#### WHAT YOU SHOULD DO
Check each line of the material below for "uwsp". Report how many have it, with no other words.

#### SOURCE MATERIAL
---+---

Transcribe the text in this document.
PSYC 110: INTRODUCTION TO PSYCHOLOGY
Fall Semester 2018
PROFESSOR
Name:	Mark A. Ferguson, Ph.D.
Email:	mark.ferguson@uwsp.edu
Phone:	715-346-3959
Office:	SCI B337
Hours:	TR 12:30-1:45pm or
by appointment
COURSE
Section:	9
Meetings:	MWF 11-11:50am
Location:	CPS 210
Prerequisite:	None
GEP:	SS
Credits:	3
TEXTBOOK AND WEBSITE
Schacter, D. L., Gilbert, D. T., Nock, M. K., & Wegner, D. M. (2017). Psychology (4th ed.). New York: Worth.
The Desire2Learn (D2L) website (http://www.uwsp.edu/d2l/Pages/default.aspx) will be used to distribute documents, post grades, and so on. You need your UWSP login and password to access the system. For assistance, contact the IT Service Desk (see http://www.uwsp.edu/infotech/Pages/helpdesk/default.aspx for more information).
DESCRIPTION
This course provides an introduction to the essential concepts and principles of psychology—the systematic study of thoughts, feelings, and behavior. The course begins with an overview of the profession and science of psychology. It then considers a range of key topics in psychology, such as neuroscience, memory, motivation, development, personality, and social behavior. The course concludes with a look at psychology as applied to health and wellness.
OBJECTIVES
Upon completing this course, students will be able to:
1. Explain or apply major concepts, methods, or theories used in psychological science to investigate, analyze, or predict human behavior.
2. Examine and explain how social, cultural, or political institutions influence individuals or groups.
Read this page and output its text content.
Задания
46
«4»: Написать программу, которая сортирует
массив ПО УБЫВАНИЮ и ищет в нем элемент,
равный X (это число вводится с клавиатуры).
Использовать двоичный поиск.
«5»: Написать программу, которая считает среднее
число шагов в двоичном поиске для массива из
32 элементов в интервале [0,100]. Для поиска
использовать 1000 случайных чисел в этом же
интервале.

---+---

#### SOLUTION TO THIS EXERCISE
2